**Exercise task:**
Write each line exactly, from the line that holds "Give me a plain-text" through the final line of the material, and no other line.
* START Task material *
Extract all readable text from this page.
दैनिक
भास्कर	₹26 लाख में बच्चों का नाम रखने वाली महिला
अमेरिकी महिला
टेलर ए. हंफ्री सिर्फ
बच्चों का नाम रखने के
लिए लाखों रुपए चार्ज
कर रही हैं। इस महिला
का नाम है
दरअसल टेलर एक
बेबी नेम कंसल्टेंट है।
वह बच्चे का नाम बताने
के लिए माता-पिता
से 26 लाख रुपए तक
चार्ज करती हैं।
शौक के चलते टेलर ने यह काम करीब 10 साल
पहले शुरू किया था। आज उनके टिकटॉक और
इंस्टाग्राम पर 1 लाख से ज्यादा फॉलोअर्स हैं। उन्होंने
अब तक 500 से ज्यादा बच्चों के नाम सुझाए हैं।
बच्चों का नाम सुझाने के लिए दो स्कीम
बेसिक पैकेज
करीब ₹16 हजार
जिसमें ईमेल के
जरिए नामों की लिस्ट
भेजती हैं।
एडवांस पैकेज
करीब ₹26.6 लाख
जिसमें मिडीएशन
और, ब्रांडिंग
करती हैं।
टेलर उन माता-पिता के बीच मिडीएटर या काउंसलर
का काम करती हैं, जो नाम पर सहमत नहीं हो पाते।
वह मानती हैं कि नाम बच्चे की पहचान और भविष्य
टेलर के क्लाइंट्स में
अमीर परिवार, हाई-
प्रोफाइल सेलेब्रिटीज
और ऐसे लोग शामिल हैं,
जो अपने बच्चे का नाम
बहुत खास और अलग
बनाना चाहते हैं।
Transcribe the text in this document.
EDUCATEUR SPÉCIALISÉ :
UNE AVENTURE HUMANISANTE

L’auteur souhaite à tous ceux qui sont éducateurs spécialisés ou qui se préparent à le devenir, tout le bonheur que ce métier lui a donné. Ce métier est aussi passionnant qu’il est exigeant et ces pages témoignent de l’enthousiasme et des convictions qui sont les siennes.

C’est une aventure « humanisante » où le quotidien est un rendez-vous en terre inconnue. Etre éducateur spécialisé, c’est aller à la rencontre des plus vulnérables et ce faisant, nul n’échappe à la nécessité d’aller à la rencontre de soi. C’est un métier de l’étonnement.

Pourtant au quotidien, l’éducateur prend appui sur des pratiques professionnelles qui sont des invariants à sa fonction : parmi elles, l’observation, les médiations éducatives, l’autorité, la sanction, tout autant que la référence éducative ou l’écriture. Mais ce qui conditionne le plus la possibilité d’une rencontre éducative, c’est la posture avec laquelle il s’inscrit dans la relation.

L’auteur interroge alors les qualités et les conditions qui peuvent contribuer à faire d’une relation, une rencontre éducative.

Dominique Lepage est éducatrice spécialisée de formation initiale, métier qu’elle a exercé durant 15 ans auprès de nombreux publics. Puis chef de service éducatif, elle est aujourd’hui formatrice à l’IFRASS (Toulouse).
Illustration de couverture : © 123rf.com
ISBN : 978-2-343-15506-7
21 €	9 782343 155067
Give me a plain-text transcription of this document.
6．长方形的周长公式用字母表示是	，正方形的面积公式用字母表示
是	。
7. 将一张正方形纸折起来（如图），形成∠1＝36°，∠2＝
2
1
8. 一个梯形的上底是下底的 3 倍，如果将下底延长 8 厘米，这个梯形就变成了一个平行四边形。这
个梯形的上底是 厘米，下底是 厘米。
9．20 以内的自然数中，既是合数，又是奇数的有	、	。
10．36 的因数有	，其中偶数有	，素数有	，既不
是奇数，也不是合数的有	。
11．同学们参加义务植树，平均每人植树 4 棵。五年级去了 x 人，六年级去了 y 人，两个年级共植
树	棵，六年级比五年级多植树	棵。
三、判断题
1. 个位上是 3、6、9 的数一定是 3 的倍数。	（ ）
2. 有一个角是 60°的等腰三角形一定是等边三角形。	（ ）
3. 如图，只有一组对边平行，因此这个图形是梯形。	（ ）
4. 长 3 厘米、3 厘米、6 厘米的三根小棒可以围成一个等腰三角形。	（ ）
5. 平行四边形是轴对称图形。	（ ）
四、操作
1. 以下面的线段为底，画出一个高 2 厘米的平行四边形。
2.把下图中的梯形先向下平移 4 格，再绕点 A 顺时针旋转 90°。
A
* END Task material *
**Expected output:**
Give me a plain-text transcription of this document.
6．长方形的周长公式用字母表示是	，正方形的面积公式用字母表示
是	。
7. 将一张正方形纸折起来（如图），形成∠1＝36°，∠2＝
2
1
8. 一个梯形的上底是下底的 3 倍，如果将下底延长 8 厘米，这个梯形就变成了一个平行四边形。这
个梯形的上底是 厘米，下底是 厘米。
9．20 以内的自然数中，既是合数，又是奇数的有	、	。
10．36 的因数有	，其中偶数有	，素数有	，既不
是奇数，也不是合数的有	。
11．同学们参加义务植树，平均每人植树 4 棵。五年级去了 x 人，六年级去了 y 人，两个年级共植
树	棵，六年级比五年级多植树	棵。
三、判断题
1. 个位上是 3、6、9 的数一定是 3 的倍数。	（ ）
2. 有一个角是 60°的等腰三角形一定是等边三角形。	（ ）
3. 如图，只有一组对边平行，因此这个图形是梯形。	（ ）
4. 长 3 厘米、3 厘米、6 厘米的三根小棒可以围成一个等腰三角形。	（ ）
5. 平行四边形是轴对称图形。	（ ）
四、操作
1. 以下面的线段为底，画出一个高 2 厘米的平行四边形。
2.把下图中的梯形先向下平移 4 格，再绕点 A 顺时针旋转 90°。
A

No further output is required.